● **Work to be completed**
Search the data for the string "JSON" and gather each line it is in.

[Begin Records for the exercise]

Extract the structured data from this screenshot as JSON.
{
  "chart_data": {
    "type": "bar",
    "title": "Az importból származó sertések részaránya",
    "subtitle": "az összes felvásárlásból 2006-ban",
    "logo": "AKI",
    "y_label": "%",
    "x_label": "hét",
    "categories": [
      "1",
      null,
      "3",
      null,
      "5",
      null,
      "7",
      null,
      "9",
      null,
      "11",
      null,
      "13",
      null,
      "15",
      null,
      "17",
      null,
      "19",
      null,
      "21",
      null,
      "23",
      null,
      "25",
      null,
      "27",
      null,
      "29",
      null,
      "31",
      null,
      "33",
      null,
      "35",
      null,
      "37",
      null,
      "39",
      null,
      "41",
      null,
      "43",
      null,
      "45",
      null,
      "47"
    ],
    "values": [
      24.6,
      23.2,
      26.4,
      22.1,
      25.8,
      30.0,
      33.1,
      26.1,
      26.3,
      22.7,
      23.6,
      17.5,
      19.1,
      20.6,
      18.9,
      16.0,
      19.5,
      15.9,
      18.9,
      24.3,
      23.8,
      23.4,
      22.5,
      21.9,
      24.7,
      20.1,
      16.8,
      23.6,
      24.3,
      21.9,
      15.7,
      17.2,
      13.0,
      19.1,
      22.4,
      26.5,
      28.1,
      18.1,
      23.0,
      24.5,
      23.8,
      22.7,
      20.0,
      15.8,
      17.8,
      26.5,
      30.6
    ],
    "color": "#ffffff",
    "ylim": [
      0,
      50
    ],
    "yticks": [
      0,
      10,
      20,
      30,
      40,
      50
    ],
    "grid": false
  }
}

[End Records for the exercise]
[Begin Records for the exercise]

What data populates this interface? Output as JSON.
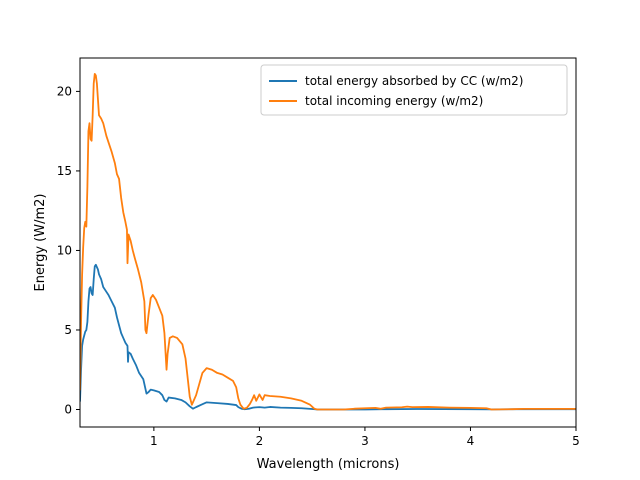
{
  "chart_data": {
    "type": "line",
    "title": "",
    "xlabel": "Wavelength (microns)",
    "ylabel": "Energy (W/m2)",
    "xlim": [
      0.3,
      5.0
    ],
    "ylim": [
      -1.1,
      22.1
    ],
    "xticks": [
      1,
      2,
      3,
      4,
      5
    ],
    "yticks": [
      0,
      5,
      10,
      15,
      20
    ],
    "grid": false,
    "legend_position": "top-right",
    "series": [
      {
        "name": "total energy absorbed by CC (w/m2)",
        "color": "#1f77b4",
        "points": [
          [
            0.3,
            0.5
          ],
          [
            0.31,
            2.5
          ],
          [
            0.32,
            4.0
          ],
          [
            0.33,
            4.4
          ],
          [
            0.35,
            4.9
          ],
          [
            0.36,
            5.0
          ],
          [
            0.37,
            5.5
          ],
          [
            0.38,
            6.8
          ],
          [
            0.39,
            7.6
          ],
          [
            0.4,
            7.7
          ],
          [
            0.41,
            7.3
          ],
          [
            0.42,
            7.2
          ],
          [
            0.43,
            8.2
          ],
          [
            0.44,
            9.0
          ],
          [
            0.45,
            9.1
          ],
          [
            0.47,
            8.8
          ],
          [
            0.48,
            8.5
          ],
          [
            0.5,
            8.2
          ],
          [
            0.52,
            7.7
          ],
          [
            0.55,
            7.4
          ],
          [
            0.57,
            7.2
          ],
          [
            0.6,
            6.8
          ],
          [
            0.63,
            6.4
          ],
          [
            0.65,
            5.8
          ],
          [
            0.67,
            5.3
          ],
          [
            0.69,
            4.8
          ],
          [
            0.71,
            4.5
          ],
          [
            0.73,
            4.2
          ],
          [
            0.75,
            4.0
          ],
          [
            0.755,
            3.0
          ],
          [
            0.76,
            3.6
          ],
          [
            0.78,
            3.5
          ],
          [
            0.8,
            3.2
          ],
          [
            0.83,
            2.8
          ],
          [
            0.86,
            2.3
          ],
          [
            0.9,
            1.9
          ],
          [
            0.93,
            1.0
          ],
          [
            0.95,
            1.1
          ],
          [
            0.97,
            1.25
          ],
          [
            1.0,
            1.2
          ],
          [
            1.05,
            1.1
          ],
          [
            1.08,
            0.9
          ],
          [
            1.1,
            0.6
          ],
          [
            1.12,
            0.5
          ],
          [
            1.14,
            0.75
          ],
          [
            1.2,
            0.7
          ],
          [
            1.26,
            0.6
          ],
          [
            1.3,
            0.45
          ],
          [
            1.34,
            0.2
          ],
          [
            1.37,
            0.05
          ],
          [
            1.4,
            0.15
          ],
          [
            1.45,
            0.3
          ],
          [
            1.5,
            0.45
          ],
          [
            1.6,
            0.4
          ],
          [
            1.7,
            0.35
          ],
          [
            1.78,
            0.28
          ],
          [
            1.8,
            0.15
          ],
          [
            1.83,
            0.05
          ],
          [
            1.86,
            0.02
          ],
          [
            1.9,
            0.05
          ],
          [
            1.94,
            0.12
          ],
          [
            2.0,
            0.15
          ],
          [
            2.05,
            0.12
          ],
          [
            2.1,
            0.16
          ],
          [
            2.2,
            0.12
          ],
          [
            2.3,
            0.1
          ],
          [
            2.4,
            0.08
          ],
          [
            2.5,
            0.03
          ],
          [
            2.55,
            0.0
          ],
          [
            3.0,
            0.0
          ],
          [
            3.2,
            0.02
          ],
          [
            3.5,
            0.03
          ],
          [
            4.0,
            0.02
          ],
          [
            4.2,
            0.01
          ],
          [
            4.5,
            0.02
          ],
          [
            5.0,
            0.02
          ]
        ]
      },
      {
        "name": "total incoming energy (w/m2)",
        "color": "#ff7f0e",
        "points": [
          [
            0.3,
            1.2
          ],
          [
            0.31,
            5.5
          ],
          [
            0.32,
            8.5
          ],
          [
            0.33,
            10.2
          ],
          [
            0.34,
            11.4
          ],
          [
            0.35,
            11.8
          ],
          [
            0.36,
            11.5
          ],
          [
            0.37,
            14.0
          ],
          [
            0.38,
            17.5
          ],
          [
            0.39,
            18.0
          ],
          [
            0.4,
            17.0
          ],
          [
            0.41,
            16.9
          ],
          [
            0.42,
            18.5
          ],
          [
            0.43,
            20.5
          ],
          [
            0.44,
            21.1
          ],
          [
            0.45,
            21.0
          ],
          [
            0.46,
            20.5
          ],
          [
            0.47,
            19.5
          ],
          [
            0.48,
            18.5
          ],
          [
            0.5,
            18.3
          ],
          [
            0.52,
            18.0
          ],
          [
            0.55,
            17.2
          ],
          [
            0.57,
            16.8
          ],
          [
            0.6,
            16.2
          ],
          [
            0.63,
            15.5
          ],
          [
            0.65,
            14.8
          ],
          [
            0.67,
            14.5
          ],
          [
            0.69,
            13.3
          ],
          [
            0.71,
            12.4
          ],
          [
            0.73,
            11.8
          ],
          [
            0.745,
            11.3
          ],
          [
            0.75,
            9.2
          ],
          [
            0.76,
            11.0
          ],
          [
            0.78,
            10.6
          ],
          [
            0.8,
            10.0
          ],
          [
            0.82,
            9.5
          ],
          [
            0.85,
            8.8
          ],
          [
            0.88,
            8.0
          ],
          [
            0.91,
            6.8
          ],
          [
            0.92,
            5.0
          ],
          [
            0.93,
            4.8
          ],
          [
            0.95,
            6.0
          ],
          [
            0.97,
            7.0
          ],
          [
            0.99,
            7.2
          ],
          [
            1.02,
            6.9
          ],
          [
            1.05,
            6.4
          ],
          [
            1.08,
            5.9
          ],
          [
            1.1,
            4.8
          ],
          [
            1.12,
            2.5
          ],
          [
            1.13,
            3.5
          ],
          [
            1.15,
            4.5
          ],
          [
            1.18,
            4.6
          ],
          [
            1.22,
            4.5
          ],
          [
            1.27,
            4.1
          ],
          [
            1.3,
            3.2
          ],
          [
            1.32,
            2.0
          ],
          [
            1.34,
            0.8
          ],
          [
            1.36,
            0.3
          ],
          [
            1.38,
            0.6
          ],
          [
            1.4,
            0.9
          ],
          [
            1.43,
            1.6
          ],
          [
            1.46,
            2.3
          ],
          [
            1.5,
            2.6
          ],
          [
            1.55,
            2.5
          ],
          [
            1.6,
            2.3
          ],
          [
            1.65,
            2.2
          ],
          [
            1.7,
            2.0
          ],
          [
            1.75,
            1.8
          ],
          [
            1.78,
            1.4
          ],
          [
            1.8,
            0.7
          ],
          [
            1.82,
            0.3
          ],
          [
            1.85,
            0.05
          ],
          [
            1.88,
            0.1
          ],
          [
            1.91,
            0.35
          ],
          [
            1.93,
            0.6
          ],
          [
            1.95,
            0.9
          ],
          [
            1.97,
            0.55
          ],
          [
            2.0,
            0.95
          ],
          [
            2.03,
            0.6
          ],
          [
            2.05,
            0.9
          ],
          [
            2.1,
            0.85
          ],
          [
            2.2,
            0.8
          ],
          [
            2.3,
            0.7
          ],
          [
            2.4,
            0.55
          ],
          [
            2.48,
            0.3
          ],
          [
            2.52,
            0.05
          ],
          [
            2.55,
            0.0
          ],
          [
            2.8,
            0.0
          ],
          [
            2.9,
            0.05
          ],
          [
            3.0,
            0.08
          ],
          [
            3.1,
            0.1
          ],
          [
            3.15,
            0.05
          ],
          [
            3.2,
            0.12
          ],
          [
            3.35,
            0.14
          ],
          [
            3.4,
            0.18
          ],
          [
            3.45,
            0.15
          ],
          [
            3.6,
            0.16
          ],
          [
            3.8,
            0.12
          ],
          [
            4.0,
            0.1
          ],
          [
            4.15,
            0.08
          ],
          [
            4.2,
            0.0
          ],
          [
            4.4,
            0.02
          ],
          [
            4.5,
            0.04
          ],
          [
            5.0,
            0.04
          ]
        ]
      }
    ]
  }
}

[End Records for the exercise]
[Begin Records for the exercise]

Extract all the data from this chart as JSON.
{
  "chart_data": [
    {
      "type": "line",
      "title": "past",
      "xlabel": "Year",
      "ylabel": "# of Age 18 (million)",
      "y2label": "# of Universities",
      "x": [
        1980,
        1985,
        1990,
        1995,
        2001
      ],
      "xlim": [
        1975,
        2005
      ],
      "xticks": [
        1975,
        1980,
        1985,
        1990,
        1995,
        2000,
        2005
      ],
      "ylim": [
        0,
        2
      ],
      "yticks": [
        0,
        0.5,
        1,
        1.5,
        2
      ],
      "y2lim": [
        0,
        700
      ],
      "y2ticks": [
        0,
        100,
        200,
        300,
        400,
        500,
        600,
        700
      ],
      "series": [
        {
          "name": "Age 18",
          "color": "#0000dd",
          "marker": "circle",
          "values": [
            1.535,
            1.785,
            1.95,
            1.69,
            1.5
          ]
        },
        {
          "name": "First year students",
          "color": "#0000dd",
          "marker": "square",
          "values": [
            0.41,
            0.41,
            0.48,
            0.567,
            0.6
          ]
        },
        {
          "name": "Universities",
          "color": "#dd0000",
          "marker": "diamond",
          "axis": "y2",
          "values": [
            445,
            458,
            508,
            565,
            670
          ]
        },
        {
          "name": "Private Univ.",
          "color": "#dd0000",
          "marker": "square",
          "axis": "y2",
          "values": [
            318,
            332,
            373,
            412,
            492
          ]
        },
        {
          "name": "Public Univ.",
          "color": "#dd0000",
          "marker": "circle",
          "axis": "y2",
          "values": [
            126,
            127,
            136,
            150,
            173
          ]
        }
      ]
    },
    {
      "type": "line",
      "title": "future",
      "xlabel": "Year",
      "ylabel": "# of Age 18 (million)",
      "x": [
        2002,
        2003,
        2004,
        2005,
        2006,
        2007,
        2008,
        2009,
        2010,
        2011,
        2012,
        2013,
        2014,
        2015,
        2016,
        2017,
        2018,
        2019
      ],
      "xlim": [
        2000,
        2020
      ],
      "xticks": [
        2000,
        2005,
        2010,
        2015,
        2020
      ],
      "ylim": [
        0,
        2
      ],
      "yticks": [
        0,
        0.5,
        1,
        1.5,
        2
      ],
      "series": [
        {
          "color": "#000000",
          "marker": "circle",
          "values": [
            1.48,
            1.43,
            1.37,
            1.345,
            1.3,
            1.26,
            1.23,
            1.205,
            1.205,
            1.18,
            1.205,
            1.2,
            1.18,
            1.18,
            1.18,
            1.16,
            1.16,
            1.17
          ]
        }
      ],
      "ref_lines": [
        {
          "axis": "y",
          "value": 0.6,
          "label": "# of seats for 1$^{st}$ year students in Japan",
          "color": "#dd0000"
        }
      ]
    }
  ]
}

[End Records for the exercise]

● **The completed task**
Extract the structured data from this screenshot as JSON.
What data populates this interface? Output as JSON.
Extract all the data from this chart as JSON.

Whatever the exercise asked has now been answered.